■ Job
Repeat each entry as written and leave the images out of the copy.

■ Records supplied
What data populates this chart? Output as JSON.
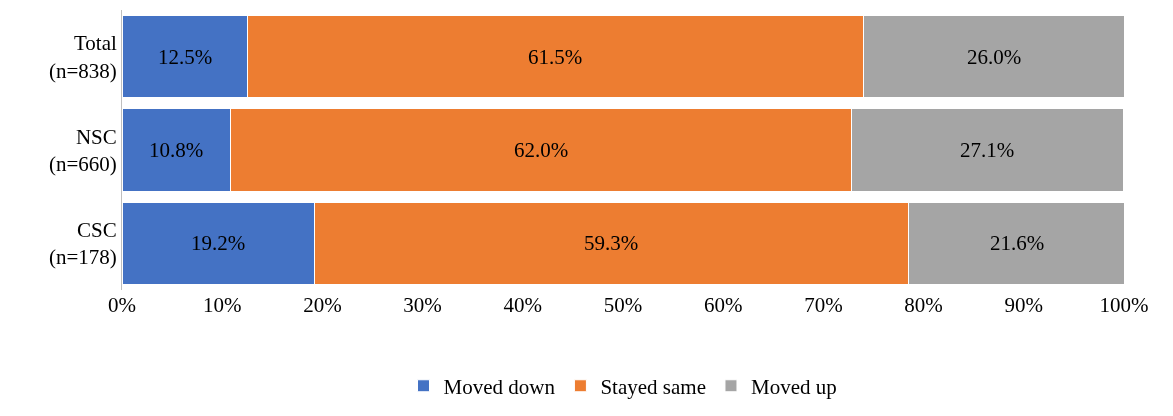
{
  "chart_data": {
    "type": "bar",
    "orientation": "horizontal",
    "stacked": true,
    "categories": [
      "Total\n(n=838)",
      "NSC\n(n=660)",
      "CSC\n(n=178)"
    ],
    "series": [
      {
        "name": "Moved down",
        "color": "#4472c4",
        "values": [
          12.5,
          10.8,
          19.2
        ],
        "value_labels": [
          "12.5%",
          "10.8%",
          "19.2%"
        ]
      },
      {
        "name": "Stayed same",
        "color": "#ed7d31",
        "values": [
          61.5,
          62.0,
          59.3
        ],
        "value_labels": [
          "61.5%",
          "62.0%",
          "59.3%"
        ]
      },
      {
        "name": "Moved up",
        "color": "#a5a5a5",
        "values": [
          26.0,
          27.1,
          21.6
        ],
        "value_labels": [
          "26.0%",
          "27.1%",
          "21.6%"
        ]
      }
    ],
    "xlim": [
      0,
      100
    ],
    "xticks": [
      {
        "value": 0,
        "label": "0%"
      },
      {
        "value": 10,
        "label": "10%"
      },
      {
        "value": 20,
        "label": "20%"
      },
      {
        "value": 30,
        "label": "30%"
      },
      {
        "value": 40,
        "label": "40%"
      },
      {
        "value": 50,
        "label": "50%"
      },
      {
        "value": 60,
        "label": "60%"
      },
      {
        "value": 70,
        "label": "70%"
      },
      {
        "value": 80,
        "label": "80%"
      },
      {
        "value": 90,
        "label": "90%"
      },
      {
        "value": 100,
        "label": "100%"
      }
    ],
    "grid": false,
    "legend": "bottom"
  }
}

■ In response
What data populates this chart? Output as JSON.
{
  "chart_data": {
    "type": "bar",
    "orientation": "horizontal",
    "stacked": true,
    "categories": [
      "Total\n(n=838)",
      "NSC\n(n=660)",
      "CSC\n(n=178)"
    ],
    "series": [
      {
        "name": "Moved down",
        "color": "#4472c4",
        "values": [
          12.5,
          10.8,
          19.2
        ],
        "value_labels": [
          "12.5%",
          "10.8%",
          "19.2%"
        ]
      },
      {
        "name": "Stayed same",
        "color": "#ed7d31",
        "values": [
          61.5,
          62.0,
          59.3
        ],
        "value_labels": [
          "61.5%",
          "62.0%",
          "59.3%"
        ]
      },
      {
        "name": "Moved up",
        "color": "#a5a5a5",
        "values": [
          26.0,
          27.1,
          21.6
        ],
        "value_labels": [
          "26.0%",
          "27.1%",
          "21.6%"
        ]
      }
    ],
    "xlim": [
      0,
      100
    ],
    "xticks": [
      {
        "value": 0,
        "label": "0%"
      },
      {
        "value": 10,
        "label": "10%"
      },
      {
        "value": 20,
        "label": "20%"
      },
      {
        "value": 30,
        "label": "30%"
      },
      {
        "value": 40,
        "label": "40%"
      },
      {
        "value": 50,
        "label": "50%"
      },
      {
        "value": 60,
        "label": "60%"
      },
      {
        "value": 70,
        "label": "70%"
      },
      {
        "value": 80,
        "label": "80%"
      },
      {
        "value": 90,
        "label": "90%"
      },
      {
        "value": 100,
        "label": "100%"
      }
    ],
    "grid": false,
    "legend": "bottom"
  }
}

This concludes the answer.